• _Problem details_
Scan the listing that follows and report how many lines contain "транспортируют". Write the number alone.

• _Information provided_
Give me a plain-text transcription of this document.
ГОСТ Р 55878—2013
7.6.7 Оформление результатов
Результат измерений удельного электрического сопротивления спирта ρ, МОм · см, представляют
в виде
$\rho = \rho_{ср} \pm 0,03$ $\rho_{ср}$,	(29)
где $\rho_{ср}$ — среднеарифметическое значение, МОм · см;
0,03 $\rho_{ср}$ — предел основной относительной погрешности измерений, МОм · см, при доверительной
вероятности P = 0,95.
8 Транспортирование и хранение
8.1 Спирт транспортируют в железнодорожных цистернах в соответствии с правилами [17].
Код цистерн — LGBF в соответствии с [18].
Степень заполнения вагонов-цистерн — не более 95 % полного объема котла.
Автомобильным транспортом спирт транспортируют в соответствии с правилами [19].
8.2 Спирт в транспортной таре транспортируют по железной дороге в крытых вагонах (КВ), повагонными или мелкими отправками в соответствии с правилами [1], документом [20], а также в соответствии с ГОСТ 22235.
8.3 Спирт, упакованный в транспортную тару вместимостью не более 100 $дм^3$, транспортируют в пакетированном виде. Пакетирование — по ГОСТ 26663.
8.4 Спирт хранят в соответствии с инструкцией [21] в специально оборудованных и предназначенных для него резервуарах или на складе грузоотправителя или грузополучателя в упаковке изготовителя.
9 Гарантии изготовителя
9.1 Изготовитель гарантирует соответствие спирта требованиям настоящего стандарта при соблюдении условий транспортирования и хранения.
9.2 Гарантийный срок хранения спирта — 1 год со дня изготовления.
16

• _Task output_
4